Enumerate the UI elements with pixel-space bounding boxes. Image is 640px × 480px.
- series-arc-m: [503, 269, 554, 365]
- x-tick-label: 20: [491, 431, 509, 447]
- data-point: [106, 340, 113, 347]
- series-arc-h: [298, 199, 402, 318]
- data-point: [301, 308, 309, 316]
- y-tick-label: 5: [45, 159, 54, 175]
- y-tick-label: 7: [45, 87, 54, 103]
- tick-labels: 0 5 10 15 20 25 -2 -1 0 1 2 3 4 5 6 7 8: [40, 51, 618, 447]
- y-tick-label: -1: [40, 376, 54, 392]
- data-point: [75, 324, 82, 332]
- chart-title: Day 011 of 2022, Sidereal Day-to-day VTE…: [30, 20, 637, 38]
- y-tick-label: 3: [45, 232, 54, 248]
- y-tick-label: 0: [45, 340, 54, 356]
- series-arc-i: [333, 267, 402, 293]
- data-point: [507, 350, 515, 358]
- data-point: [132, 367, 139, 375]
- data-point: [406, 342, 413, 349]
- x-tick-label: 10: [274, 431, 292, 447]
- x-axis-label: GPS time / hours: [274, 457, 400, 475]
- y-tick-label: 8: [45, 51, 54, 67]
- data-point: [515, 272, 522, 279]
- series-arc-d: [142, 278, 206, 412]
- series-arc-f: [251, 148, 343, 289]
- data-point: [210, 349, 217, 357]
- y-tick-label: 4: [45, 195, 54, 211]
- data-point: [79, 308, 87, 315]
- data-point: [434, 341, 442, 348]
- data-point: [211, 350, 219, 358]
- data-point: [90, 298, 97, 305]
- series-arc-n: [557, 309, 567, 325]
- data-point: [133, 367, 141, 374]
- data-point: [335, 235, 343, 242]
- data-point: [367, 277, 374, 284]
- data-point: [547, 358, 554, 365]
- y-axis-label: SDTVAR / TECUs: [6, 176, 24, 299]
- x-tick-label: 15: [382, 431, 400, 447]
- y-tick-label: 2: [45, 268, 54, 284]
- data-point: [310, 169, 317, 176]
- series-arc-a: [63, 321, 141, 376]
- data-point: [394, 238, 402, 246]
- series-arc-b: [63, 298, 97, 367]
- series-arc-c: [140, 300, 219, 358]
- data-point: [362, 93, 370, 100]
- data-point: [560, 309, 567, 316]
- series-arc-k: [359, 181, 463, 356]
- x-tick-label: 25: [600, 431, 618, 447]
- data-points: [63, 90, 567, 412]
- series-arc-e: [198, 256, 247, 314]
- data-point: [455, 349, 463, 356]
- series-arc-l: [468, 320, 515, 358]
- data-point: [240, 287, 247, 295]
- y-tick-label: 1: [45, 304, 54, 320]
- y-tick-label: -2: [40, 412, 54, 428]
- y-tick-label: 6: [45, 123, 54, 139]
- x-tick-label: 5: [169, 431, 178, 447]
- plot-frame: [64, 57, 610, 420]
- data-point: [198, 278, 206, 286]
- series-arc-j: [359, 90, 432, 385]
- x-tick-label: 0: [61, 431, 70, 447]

------------

SHORT EXERCISE: Retype every item above exactly as it appears, line for line, without changing anything.

OUTPUT OF THE EXERCISE:
Enumerate the UI elements with pixel-space bounding boxes. Image is 640px × 480px.
- series-arc-m: [503, 269, 554, 365]
- x-tick-label: 20: [491, 431, 509, 447]
- data-point: [106, 340, 113, 347]
- series-arc-h: [298, 199, 402, 318]
- data-point: [301, 308, 309, 316]
- y-tick-label: 5: [45, 159, 54, 175]
- y-tick-label: 7: [45, 87, 54, 103]
- tick-labels: 0 5 10 15 20 25 -2 -1 0 1 2 3 4 5 6 7 8: [40, 51, 618, 447]
- y-tick-label: -1: [40, 376, 54, 392]
- data-point: [75, 324, 82, 332]
- chart-title: Day 011 of 2022, Sidereal Day-to-day VTE…: [30, 20, 637, 38]
- y-tick-label: 3: [45, 232, 54, 248]
- y-tick-label: 0: [45, 340, 54, 356]
- series-arc-i: [333, 267, 402, 293]
- data-point: [507, 350, 515, 358]
- data-point: [132, 367, 139, 375]
- data-point: [406, 342, 413, 349]
- x-tick-label: 10: [274, 431, 292, 447]
- x-axis-label: GPS time / hours: [274, 457, 400, 475]
- y-tick-label: 8: [45, 51, 54, 67]
- data-point: [515, 272, 522, 279]
- series-arc-d: [142, 278, 206, 412]
- series-arc-f: [251, 148, 343, 289]
- data-point: [210, 349, 217, 357]
- y-tick-label: 4: [45, 195, 54, 211]
- data-point: [79, 308, 87, 315]
- data-point: [434, 341, 442, 348]
- data-point: [211, 350, 219, 358]
- data-point: [90, 298, 97, 305]
- series-arc-n: [557, 309, 567, 325]
- data-point: [133, 367, 141, 374]
- data-point: [335, 235, 343, 242]
- data-point: [367, 277, 374, 284]
- data-point: [547, 358, 554, 365]
- y-axis-label: SDTVAR / TECUs: [6, 176, 24, 299]
- x-tick-label: 15: [382, 431, 400, 447]
- y-tick-label: 2: [45, 268, 54, 284]
- data-point: [310, 169, 317, 176]
- series-arc-a: [63, 321, 141, 376]
- data-point: [394, 238, 402, 246]
- series-arc-b: [63, 298, 97, 367]
- series-arc-c: [140, 300, 219, 358]
- data-point: [362, 93, 370, 100]
- data-point: [560, 309, 567, 316]
- series-arc-k: [359, 181, 463, 356]
- x-tick-label: 25: [600, 431, 618, 447]
- data-points: [63, 90, 567, 412]
- series-arc-e: [198, 256, 247, 314]
- data-point: [455, 349, 463, 356]
- series-arc-l: [468, 320, 515, 358]
- data-point: [240, 287, 247, 295]
- y-tick-label: 1: [45, 304, 54, 320]
- y-tick-label: -2: [40, 412, 54, 428]
- y-tick-label: 6: [45, 123, 54, 139]
- x-tick-label: 5: [169, 431, 178, 447]
- plot-frame: [64, 57, 610, 420]
- data-point: [198, 278, 206, 286]
- series-arc-j: [359, 90, 432, 385]
- x-tick-label: 0: [61, 431, 70, 447]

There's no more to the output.